» **CHALLENGE**:
Using the text on the ABCD encirclement, answer the following:
1. Which three raw materials did these nations stop selling to Japan in 1940?
2. About what share of Japan's domestic oil consumption came from imports?
3. In what month and year did the Japanese Imperial General Headquarters begin planning for a war with the Western powers?

» **PROVIDED TEXT**:
>>>

= ABCD Encirclement =

Series of embargoes against Japan beginning in 1940

The ABCD encirclement (ABCD包囲網, Ēbīshīdī hōimō) was a series of embargoes against the Empire of Japan by foreign nations, including the Americans, the British, the Chinese, and the Dutch. In 1940, in an effort to discourage Japanese militarism, these nations and others stopped selling iron ore, steel, and oil to Japan, denying it the raw materials needed to continue its activities in China and French Indochina. In Japan, the government and nationalists viewed these embargoes as acts of aggression; imported oil made up about 80% of domestic consumption, without which Japan's economy, let alone its military, would grind to a halt. The Japanese media, influenced by military propagandists, began to refer to the embargoes as the "ABCD ("American-British-Chinese-Dutch") encirclement" or "ABCD line".

Faced with the possibility of economic collapse and forced withdrawal from its recent conquests, the Japanese Imperial General Headquarters began planning for a war with the Western powers in April 1941. This culminated in the Japanese invasion of Malaya and Thailand, and the bombing of Pearl Harbor in December 1941.

<<<

» **DATASET EXTRACT**:
>>>

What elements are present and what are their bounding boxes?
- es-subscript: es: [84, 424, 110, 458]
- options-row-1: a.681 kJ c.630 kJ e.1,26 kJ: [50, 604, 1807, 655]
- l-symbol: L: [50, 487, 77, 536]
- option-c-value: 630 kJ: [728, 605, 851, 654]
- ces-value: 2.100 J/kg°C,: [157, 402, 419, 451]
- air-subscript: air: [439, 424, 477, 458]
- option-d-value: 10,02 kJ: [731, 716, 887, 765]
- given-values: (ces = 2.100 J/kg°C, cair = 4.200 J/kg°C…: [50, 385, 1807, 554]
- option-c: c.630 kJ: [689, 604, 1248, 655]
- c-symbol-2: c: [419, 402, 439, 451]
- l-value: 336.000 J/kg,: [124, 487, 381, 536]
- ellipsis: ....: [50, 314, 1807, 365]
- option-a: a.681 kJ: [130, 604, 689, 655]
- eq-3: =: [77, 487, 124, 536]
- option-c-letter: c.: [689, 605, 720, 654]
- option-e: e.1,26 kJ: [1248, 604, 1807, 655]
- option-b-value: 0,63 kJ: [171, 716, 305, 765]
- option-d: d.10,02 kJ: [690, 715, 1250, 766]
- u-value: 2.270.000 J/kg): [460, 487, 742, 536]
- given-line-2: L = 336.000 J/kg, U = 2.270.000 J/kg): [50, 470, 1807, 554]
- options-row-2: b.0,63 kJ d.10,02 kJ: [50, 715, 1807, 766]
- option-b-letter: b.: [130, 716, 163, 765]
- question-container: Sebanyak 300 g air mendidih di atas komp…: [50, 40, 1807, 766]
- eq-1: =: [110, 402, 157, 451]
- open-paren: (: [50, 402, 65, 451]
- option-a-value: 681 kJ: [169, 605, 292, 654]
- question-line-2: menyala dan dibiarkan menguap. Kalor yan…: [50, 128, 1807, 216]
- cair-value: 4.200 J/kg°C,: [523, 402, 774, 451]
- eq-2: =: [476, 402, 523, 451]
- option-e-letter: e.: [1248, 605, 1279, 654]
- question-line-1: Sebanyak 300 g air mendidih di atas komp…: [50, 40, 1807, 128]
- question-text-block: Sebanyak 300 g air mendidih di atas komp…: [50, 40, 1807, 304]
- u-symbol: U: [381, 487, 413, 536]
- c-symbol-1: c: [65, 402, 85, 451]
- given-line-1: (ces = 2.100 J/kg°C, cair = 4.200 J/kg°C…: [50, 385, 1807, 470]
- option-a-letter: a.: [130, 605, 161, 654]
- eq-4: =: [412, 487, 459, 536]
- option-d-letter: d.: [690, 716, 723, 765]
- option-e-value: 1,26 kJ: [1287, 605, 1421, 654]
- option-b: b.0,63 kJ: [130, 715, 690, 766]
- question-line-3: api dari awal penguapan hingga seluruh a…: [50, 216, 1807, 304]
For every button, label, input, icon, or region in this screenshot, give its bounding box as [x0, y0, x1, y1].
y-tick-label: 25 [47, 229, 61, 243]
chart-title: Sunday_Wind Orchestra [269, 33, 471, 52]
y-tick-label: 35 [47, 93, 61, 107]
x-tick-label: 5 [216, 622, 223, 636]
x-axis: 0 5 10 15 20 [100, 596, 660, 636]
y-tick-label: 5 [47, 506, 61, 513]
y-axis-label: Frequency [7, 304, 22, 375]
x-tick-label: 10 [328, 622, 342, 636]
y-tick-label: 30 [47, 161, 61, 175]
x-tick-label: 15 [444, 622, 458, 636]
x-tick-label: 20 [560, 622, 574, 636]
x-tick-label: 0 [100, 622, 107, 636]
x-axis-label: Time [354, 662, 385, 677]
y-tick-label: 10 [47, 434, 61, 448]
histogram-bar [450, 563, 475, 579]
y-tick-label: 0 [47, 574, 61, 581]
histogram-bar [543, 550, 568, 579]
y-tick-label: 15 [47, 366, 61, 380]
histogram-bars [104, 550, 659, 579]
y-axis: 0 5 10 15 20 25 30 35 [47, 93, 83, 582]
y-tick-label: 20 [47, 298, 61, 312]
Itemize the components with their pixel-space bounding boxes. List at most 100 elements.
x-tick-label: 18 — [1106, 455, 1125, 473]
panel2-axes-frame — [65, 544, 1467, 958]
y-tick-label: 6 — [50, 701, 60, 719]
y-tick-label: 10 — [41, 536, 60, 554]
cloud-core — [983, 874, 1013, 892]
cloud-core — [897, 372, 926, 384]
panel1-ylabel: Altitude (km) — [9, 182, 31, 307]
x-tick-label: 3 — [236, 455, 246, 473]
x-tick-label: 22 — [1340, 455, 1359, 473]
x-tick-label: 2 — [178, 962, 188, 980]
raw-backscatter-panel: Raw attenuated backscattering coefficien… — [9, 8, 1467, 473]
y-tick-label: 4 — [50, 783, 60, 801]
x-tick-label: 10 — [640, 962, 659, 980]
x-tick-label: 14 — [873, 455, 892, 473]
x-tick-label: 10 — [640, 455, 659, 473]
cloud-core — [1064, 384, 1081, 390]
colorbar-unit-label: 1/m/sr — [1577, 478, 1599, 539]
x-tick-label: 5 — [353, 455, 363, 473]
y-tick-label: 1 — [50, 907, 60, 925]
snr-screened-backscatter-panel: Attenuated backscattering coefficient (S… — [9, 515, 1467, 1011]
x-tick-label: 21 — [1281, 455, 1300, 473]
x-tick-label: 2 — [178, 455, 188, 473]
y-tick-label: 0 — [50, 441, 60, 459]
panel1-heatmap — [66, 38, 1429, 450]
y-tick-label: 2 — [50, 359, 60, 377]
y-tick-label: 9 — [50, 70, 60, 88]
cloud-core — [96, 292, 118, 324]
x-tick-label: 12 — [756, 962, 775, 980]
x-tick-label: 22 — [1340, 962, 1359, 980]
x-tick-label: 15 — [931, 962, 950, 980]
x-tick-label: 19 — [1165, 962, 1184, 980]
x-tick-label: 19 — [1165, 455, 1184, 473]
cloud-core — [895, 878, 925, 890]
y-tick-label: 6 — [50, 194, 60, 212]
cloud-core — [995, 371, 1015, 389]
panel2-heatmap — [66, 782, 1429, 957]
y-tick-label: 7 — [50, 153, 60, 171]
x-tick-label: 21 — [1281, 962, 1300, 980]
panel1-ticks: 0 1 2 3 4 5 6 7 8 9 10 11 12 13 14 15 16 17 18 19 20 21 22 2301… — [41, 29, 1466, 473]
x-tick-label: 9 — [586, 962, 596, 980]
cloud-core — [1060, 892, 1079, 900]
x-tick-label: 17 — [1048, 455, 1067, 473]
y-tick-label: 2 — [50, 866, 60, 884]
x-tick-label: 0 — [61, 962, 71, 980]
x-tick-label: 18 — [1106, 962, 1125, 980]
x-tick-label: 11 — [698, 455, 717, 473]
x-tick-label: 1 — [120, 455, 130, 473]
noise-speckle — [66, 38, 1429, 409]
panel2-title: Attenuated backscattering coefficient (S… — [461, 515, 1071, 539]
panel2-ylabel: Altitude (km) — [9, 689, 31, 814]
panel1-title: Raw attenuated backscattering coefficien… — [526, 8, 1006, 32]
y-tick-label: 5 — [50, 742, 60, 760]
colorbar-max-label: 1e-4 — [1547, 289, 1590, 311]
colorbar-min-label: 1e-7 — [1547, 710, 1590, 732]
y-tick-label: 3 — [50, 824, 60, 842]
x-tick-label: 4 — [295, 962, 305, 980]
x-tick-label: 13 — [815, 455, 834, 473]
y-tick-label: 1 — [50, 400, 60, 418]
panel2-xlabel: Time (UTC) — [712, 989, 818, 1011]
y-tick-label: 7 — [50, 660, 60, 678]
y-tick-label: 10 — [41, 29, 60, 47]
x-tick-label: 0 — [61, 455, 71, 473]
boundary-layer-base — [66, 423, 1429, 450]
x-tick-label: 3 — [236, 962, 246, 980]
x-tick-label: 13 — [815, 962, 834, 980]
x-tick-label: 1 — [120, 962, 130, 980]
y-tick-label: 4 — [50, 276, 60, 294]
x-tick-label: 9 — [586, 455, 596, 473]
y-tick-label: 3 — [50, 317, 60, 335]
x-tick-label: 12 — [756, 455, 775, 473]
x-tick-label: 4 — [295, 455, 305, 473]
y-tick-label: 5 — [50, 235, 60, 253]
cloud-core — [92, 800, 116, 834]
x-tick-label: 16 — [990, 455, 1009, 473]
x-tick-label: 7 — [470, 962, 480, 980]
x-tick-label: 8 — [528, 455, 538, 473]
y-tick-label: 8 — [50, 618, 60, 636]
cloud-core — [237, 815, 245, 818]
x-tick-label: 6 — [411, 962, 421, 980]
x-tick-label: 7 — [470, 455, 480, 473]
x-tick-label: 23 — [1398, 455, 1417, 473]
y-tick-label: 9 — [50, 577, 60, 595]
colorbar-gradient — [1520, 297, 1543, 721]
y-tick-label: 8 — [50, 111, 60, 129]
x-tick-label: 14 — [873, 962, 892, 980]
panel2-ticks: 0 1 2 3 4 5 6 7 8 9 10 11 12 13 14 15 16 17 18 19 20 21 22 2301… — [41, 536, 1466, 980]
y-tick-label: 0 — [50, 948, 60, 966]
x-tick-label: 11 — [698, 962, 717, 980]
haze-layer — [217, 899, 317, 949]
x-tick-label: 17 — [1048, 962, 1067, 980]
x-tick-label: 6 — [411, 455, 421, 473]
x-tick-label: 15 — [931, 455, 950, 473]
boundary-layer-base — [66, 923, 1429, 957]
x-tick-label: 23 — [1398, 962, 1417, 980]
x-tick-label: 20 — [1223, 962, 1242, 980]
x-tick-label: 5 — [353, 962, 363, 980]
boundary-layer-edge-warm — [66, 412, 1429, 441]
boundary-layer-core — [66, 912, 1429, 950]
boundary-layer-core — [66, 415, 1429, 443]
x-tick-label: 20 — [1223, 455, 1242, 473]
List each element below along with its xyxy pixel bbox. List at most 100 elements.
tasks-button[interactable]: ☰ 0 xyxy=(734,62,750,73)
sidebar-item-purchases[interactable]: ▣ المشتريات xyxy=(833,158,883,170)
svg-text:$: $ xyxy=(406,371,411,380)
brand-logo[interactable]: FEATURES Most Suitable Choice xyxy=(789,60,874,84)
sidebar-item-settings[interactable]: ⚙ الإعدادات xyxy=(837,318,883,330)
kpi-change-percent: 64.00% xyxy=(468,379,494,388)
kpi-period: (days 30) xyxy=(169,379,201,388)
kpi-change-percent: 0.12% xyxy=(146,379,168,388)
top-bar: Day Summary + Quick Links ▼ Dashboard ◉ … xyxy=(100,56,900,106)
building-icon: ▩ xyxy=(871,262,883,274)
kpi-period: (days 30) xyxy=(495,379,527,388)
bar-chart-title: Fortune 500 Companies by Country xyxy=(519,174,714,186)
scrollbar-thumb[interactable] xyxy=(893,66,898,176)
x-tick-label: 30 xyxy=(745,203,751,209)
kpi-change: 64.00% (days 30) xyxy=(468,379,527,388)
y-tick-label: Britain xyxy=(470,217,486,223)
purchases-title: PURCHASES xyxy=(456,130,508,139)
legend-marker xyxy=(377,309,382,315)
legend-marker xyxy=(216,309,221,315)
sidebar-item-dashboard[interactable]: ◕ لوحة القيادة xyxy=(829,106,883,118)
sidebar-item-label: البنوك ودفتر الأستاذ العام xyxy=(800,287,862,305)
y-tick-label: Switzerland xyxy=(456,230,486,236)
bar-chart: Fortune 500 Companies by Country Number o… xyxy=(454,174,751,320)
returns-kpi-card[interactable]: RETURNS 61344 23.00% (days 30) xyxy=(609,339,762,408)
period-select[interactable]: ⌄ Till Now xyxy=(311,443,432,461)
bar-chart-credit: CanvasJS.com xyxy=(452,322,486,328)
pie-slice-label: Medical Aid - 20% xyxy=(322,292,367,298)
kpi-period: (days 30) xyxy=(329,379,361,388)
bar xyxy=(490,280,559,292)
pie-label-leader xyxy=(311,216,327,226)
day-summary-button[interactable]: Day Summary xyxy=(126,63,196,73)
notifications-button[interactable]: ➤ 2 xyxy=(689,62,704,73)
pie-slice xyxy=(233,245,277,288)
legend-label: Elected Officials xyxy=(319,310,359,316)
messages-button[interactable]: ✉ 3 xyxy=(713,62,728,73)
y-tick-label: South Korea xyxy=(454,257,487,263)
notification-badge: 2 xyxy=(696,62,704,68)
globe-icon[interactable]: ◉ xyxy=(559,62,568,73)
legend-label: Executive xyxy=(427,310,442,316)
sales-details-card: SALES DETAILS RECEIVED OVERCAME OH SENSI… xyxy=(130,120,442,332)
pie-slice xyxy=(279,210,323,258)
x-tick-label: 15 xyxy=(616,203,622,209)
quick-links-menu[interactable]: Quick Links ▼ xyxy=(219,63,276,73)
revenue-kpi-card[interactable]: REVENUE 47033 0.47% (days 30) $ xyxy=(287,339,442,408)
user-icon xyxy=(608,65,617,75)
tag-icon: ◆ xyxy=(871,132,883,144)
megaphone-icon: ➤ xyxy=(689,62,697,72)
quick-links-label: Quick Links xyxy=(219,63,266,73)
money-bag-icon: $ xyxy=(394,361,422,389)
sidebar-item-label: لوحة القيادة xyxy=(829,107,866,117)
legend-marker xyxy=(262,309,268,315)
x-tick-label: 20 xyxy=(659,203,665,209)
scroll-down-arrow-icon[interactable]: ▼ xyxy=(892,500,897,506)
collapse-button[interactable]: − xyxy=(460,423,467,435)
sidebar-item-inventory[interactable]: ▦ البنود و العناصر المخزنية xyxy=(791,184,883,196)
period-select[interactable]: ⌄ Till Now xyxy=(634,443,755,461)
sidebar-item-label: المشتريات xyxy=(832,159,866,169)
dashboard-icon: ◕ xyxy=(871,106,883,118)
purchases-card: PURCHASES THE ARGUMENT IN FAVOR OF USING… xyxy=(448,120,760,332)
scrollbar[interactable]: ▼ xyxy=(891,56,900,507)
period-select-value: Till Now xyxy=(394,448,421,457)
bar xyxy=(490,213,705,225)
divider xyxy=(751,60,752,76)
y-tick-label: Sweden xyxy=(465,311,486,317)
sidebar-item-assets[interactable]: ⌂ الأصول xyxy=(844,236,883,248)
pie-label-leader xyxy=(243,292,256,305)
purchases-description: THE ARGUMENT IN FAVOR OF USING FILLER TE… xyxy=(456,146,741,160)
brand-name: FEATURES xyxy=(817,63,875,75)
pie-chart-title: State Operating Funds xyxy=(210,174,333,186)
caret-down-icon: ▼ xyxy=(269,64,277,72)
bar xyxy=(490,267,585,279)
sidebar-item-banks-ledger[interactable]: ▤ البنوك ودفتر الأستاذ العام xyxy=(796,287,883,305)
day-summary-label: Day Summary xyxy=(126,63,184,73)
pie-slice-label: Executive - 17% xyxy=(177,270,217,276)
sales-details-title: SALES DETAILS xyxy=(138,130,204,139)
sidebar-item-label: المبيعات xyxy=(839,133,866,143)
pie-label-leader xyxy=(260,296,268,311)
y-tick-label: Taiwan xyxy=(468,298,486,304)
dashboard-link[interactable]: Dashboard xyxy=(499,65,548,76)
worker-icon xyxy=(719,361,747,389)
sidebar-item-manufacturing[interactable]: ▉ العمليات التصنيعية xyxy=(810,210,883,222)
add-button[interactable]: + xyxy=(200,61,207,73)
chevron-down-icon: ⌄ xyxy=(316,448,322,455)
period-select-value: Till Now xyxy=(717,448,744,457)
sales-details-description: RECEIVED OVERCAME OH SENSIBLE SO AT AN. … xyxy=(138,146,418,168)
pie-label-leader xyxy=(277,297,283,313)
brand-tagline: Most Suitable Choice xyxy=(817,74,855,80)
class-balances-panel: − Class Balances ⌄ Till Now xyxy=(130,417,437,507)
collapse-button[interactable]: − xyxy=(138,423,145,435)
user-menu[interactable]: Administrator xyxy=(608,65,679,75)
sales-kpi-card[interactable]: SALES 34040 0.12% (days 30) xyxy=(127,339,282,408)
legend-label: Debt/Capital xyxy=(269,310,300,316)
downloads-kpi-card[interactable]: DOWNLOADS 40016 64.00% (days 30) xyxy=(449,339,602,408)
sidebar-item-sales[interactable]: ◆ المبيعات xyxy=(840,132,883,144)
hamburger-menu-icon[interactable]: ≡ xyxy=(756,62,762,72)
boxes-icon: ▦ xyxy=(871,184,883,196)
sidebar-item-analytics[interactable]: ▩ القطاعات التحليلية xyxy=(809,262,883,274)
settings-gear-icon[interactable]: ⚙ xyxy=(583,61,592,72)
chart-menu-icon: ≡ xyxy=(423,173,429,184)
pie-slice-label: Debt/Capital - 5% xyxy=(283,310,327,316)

<<<

» **SOLUTION FOR THIS EXERCISE**:
1. Iron ore, steel, and oil.
2. About 80%.
3. April 1941.